Emit the data below verbatim, stripping out any pictures.

** Start of Source material **

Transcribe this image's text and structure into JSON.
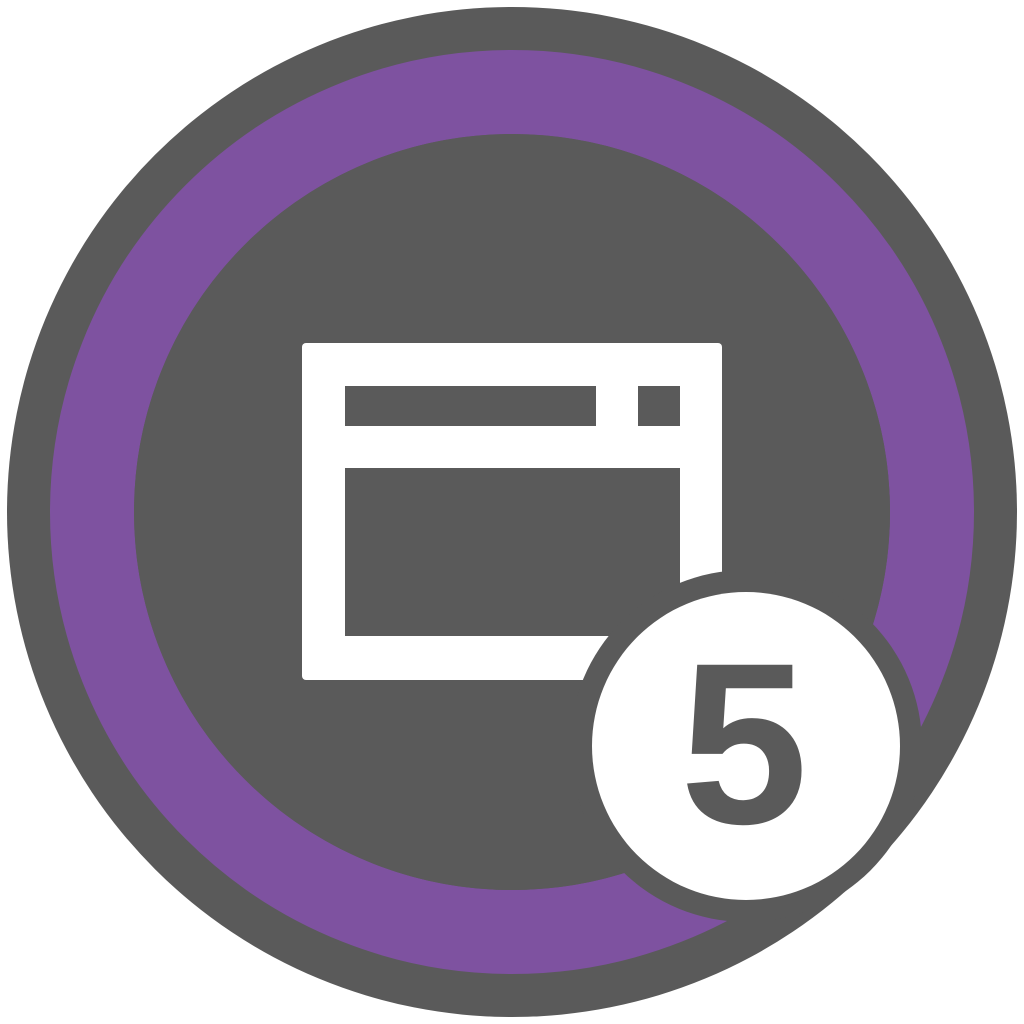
{
  "icon": {
    "name": "browser-window-icon",
    "badge_number": "5"
  },
  "colors": {
    "outer_ring": "#5a5a5a",
    "progress_ring": "#7e52a0",
    "inner_disc": "#5a5a5a",
    "glyph": "#ffffff",
    "badge_fill": "#ffffff",
    "badge_border": "#5a5a5a",
    "badge_text": "#5a5a5a"
  }
}
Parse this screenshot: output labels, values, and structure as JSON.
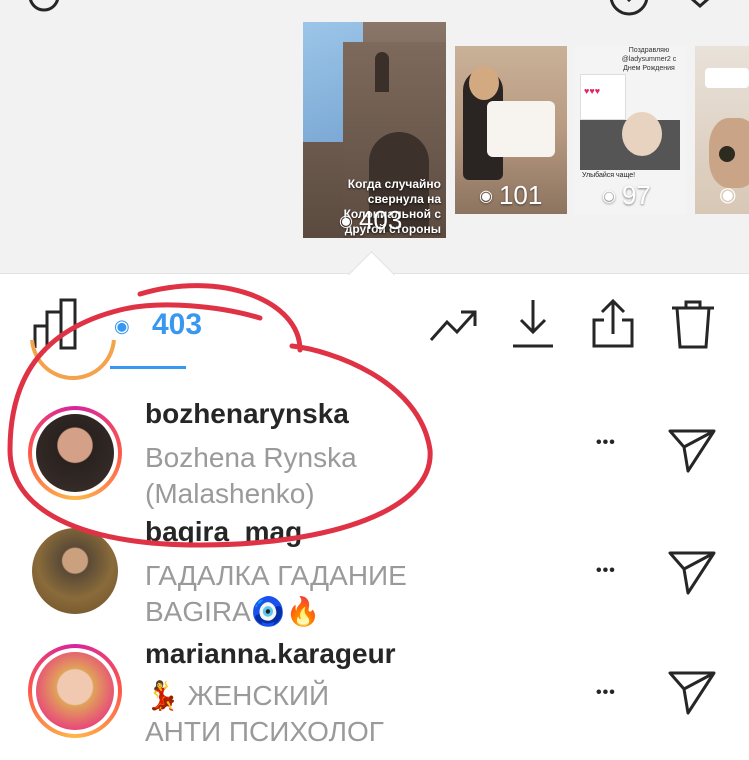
{
  "stories": {
    "first": {
      "views": "403",
      "caption": "Когда случайно свернула на Колониальной с другой стороны"
    },
    "second": {
      "views": "101"
    },
    "third": {
      "views": "97",
      "header": "Поздравляю @ladysummer2 с Днем Рождения",
      "footer": "Улыбайся чаще!"
    }
  },
  "toolbar": {
    "view_count": "403"
  },
  "viewers": [
    {
      "username": "bozhenarynska",
      "name_line1": "Bozhena Rynska",
      "name_line2": "(Malashenko)"
    },
    {
      "username": "bagira_mag",
      "name_line1": "ГАДАЛКА ГАДАНИЕ",
      "name_line2": "BAGIRA🧿🔥"
    },
    {
      "username": "marianna.karageur",
      "name_line1": "💃 ЖЕНСКИЙ",
      "name_line2": "АНТИ ПСИХОЛОГ"
    }
  ],
  "menu_dots": "•••",
  "colors": {
    "accent": "#3897f0",
    "annotation": "#e03245"
  }
}
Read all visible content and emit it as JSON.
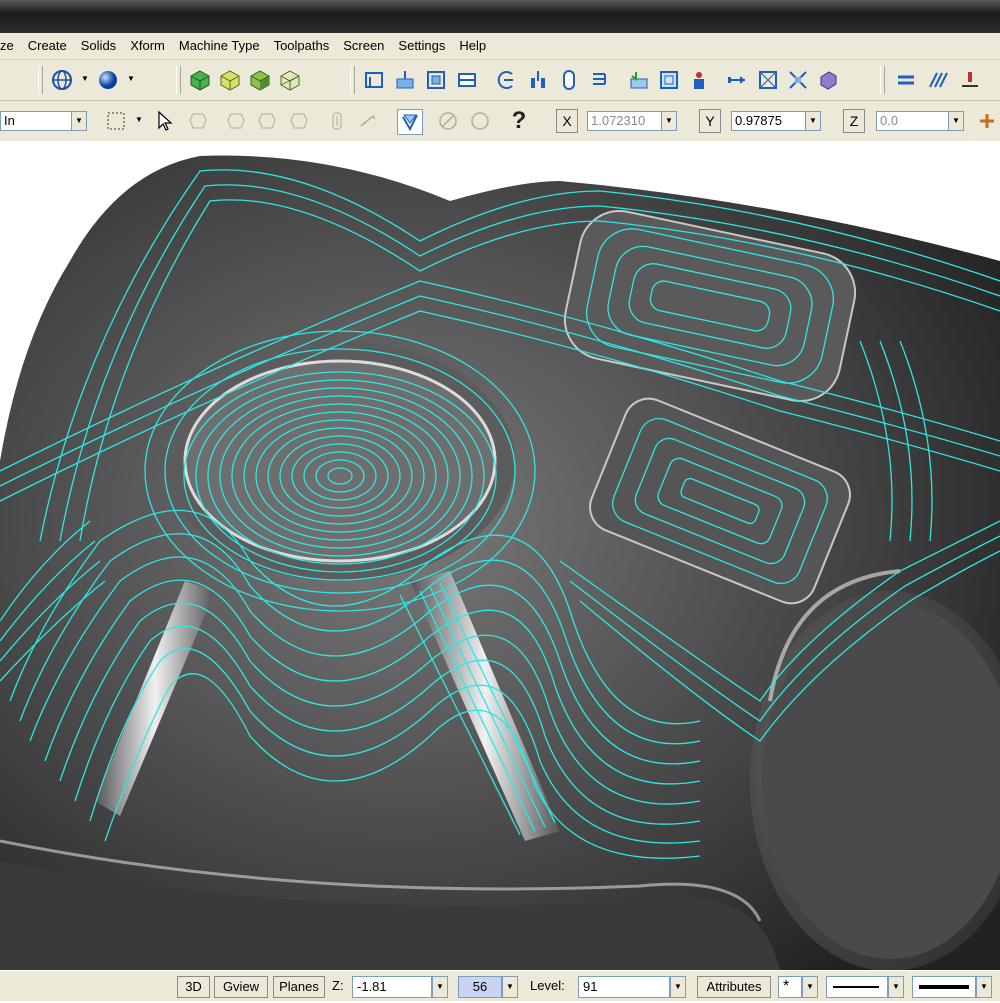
{
  "menu": [
    "ze",
    "Create",
    "Solids",
    "Xform",
    "Machine Type",
    "Toolpaths",
    "Screen",
    "Settings",
    "Help"
  ],
  "toolbar2": {
    "units": "In",
    "help_glyph": "?",
    "x_label": "X",
    "x_value": "1.072310",
    "y_label": "Y",
    "y_value": "0.97875",
    "z_label": "Z",
    "z_value": "0.0"
  },
  "status": {
    "btn_3d": "3D",
    "btn_gview": "Gview",
    "btn_planes": "Planes",
    "z_label": "Z:",
    "z_value": "-1.81",
    "color_value": "56",
    "level_label": "Level:",
    "level_value": "91",
    "attributes": "Attributes",
    "point_style": "*"
  },
  "icons": {
    "toolbar1": [
      "planes-gview-icon",
      "shading-sphere-icon",
      "solid-cube-green-icon",
      "solid-cube-yellow-icon",
      "solid-cube-shaded-icon",
      "wireframe-cube-icon",
      "toolpath-contour-icon",
      "toolpath-pocket-icon",
      "toolpath-surface-rough-icon",
      "toolpath-surface-finish-icon",
      "toolpath-drill-icon",
      "toolpath-circle-icon",
      "toolpath-slot-icon",
      "toolpath-thread-icon",
      "operations-manager-icon",
      "backplot-icon",
      "verify-icon",
      "transform-icon",
      "multiaxis-icon",
      "nesting-icon",
      "stock-icon",
      "line-style-icon",
      "hatch-icon",
      "dimension-icon"
    ],
    "toolbar2": [
      "select-box-icon",
      "cursor-arrow-icon",
      "solid-select-icon",
      "chain-icon",
      "verify-check-icon",
      "no-entry-icon",
      "help-icon"
    ]
  },
  "colors": {
    "toolpath": "#2ee6e6",
    "part": "#5a5a5a",
    "chrome": "#ece9d8"
  }
}
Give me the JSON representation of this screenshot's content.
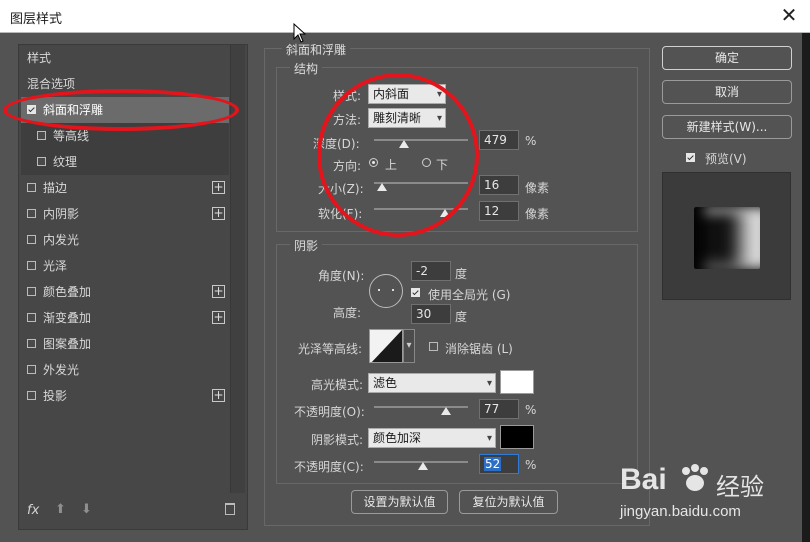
{
  "window": {
    "title": "图层样式",
    "close_glyph": "✕"
  },
  "sidebar": {
    "items": [
      {
        "label": "样式",
        "type": "header"
      },
      {
        "label": "混合选项",
        "type": "header"
      },
      {
        "label": "斜面和浮雕",
        "checked": true,
        "selected": true
      },
      {
        "label": "等高线",
        "checked": false,
        "sub": true
      },
      {
        "label": "纹理",
        "checked": false,
        "sub": true
      },
      {
        "label": "描边",
        "checked": false,
        "plus": true
      },
      {
        "label": "内阴影",
        "checked": false,
        "plus": true
      },
      {
        "label": "内发光",
        "checked": false
      },
      {
        "label": "光泽",
        "checked": false
      },
      {
        "label": "颜色叠加",
        "checked": false,
        "plus": true
      },
      {
        "label": "渐变叠加",
        "checked": false,
        "plus": true
      },
      {
        "label": "图案叠加",
        "checked": false
      },
      {
        "label": "外发光",
        "checked": false
      },
      {
        "label": "投影",
        "checked": false,
        "plus": true
      }
    ],
    "plus_glyph": "+",
    "footer": {
      "fx_label": "fx",
      "up_glyph": "⬆",
      "down_glyph": "⬇"
    }
  },
  "bevel": {
    "group_title": "斜面和浮雕",
    "structure": {
      "title": "结构",
      "style_label": "样式:",
      "style_value": "内斜面",
      "technique_label": "方法:",
      "technique_value": "雕刻清晰",
      "depth_label": "深度(D):",
      "depth_value": "479",
      "depth_unit": "%",
      "depth_slider": 0.32,
      "direction_label": "方向:",
      "direction_up": "上",
      "direction_down": "下",
      "direction_selected": "上",
      "size_label": "大小(Z):",
      "size_value": "16",
      "size_unit": "像素",
      "size_slider": 0.08,
      "soften_label": "软化(F):",
      "soften_value": "12",
      "soften_unit": "像素",
      "soften_slider": 0.75
    },
    "shading": {
      "title": "阴影",
      "angle_label": "角度(N):",
      "angle_value": "-2",
      "angle_unit": "度",
      "global_light_label": "使用全局光 (G)",
      "global_light_checked": true,
      "altitude_label": "高度:",
      "altitude_value": "30",
      "altitude_unit": "度",
      "gloss_contour_label": "光泽等高线:",
      "antialias_label": "消除锯齿 (L)",
      "antialias_checked": false,
      "highlight_mode_label": "高光模式:",
      "highlight_mode_value": "滤色",
      "highlight_color": "#ffffff",
      "highlight_opacity_label": "不透明度(O):",
      "highlight_opacity_value": "77",
      "highlight_opacity_unit": "%",
      "highlight_opacity_slider": 0.77,
      "shadow_mode_label": "阴影模式:",
      "shadow_mode_value": "颜色加深",
      "shadow_color": "#000000",
      "shadow_opacity_label": "不透明度(C):",
      "shadow_opacity_value": "52",
      "shadow_opacity_unit": "%",
      "shadow_opacity_slider": 0.52
    },
    "make_default_label": "设置为默认值",
    "reset_default_label": "复位为默认值"
  },
  "actions": {
    "ok_label": "确定",
    "cancel_label": "取消",
    "new_style_label": "新建样式(W)...",
    "preview_label": "预览(V)",
    "preview_checked": true
  },
  "dropdown_arrow": "▾",
  "watermark": {
    "brand": "Bai",
    "brand2": "经验",
    "url": "jingyan.baidu.com"
  },
  "colors": {
    "dialog_bg": "#535353",
    "annotation_red": "#e3141b",
    "focus_blue": "#2f7bd6"
  }
}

** End of Source material **

Result for this exercise »
Transcribe this image's text and structure into JSON.
{
  "icon": {
    "name": "browser-window-icon",
    "badge_number": "5"
  },
  "colors": {
    "outer_ring": "#5a5a5a",
    "progress_ring": "#7e52a0",
    "inner_disc": "#5a5a5a",
    "glyph": "#ffffff",
    "badge_fill": "#ffffff",
    "badge_border": "#5a5a5a",
    "badge_text": "#5a5a5a"
  }
}
Parse this screenshot: output labels, values, and structure as JSON.
{
  "stories": {
    "first": {
      "views": "403",
      "caption": "Когда случайно свернула на Колониальной с другой стороны"
    },
    "second": {
      "views": "101"
    },
    "third": {
      "views": "97",
      "header": "Поздравляю @ladysummer2 с Днем Рождения",
      "footer": "Улыбайся чаще!"
    }
  },
  "toolbar": {
    "view_count": "403"
  },
  "viewers": [
    {
      "username": "bozhenarynska",
      "name_line1": "Bozhena Rynska",
      "name_line2": "(Malashenko)"
    },
    {
      "username": "bagira_mag",
      "name_line1": "ГАДАЛКА ГАДАНИЕ",
      "name_line2": "BAGIRA🧿🔥"
    },
    {
      "username": "marianna.karageur",
      "name_line1": "💃 ЖЕНСКИЙ",
      "name_line2": "АНТИ ПСИХОЛОГ"
    }
  ],
  "menu_dots": "•••",
  "colors": {
    "accent": "#3897f0",
    "annotation": "#e03245"
  }
}
Read all visible content and emit it as JSON.
{
  "menu": [
    "ze",
    "Create",
    "Solids",
    "Xform",
    "Machine Type",
    "Toolpaths",
    "Screen",
    "Settings",
    "Help"
  ],
  "toolbar2": {
    "units": "In",
    "help_glyph": "?",
    "x_label": "X",
    "x_value": "1.072310",
    "y_label": "Y",
    "y_value": "0.97875",
    "z_label": "Z",
    "z_value": "0.0"
  },
  "status": {
    "btn_3d": "3D",
    "btn_gview": "Gview",
    "btn_planes": "Planes",
    "z_label": "Z:",
    "z_value": "-1.81",
    "color_value": "56",
    "level_label": "Level:",
    "level_value": "91",
    "attributes": "Attributes",
    "point_style": "*"
  },
  "icons": {
    "toolbar1": [
      "planes-gview-icon",
      "shading-sphere-icon",
      "solid-cube-green-icon",
      "solid-cube-yellow-icon",
      "solid-cube-shaded-icon",
      "wireframe-cube-icon",
      "toolpath-contour-icon",
      "toolpath-pocket-icon",
      "toolpath-surface-rough-icon",
      "toolpath-surface-finish-icon",
      "toolpath-drill-icon",
      "toolpath-circle-icon",
      "toolpath-slot-icon",
      "toolpath-thread-icon",
      "operations-manager-icon",
      "backplot-icon",
      "verify-icon",
      "transform-icon",
      "multiaxis-icon",
      "nesting-icon",
      "stock-icon",
      "line-style-icon",
      "hatch-icon",
      "dimension-icon"
    ],
    "toolbar2": [
      "select-box-icon",
      "cursor-arrow-icon",
      "solid-select-icon",
      "chain-icon",
      "verify-check-icon",
      "no-entry-icon",
      "help-icon"
    ]
  },
  "colors": {
    "toolpath": "#2ee6e6",
    "part": "#5a5a5a",
    "chrome": "#ece9d8"
  }
}
Give me the JSON representation of this screenshot's content.
{
  "window": {
    "title": "图层样式",
    "close_glyph": "✕"
  },
  "sidebar": {
    "items": [
      {
        "label": "样式",
        "type": "header"
      },
      {
        "label": "混合选项",
        "type": "header"
      },
      {
        "label": "斜面和浮雕",
        "checked": true,
        "selected": true
      },
      {
        "label": "等高线",
        "checked": false,
        "sub": true
      },
      {
        "label": "纹理",
        "checked": false,
        "sub": true
      },
      {
        "label": "描边",
        "checked": false,
        "plus": true
      },
      {
        "label": "内阴影",
        "checked": false,
        "plus": true
      },
      {
        "label": "内发光",
        "checked": false
      },
      {
        "label": "光泽",
        "checked": false
      },
      {
        "label": "颜色叠加",
        "checked": false,
        "plus": true
      },
      {
        "label": "渐变叠加",
        "checked": false,
        "plus": true
      },
      {
        "label": "图案叠加",
        "checked": false
      },
      {
        "label": "外发光",
        "checked": false
      },
      {
        "label": "投影",
        "checked": false,
        "plus": true
      }
    ],
    "plus_glyph": "+",
    "footer": {
      "fx_label": "fx",
      "up_glyph": "⬆",
      "down_glyph": "⬇"
    }
  },
  "bevel": {
    "group_title": "斜面和浮雕",
    "structure": {
      "title": "结构",
      "style_label": "样式:",
      "style_value": "内斜面",
      "technique_label": "方法:",
      "technique_value": "雕刻清晰",
      "depth_label": "深度(D):",
      "depth_value": "479",
      "depth_unit": "%",
      "depth_slider": 0.32,
      "direction_label": "方向:",
      "direction_up": "上",
      "direction_down": "下",
      "direction_selected": "上",
      "size_label": "大小(Z):",
      "size_value": "16",
      "size_unit": "像素",
      "size_slider": 0.08,
      "soften_label": "软化(F):",
      "soften_value": "12",
      "soften_unit": "像素",
      "soften_slider": 0.75
    },
    "shading": {
      "title": "阴影",
      "angle_label": "角度(N):",
      "angle_value": "-2",
      "angle_unit": "度",
      "global_light_label": "使用全局光 (G)",
      "global_light_checked": true,
      "altitude_label": "高度:",
      "altitude_value": "30",
      "altitude_unit": "度",
      "gloss_contour_label": "光泽等高线:",
      "antialias_label": "消除锯齿 (L)",
      "antialias_checked": false,
      "highlight_mode_label": "高光模式:",
      "highlight_mode_value": "滤色",
      "highlight_color": "#ffffff",
      "highlight_opacity_label": "不透明度(O):",
      "highlight_opacity_value": "77",
      "highlight_opacity_unit": "%",
      "highlight_opacity_slider": 0.77,
      "shadow_mode_label": "阴影模式:",
      "shadow_mode_value": "颜色加深",
      "shadow_color": "#000000",
      "shadow_opacity_label": "不透明度(C):",
      "shadow_opacity_value": "52",
      "shadow_opacity_unit": "%",
      "shadow_opacity_slider": 0.52
    },
    "make_default_label": "设置为默认值",
    "reset_default_label": "复位为默认值"
  },
  "actions": {
    "ok_label": "确定",
    "cancel_label": "取消",
    "new_style_label": "新建样式(W)...",
    "preview_label": "预览(V)",
    "preview_checked": true
  },
  "dropdown_arrow": "▾",
  "watermark": {
    "brand": "Bai",
    "brand2": "经验",
    "url": "jingyan.baidu.com"
  },
  "colors": {
    "dialog_bg": "#535353",
    "annotation_red": "#e3141b",
    "focus_blue": "#2f7bd6"
  }
}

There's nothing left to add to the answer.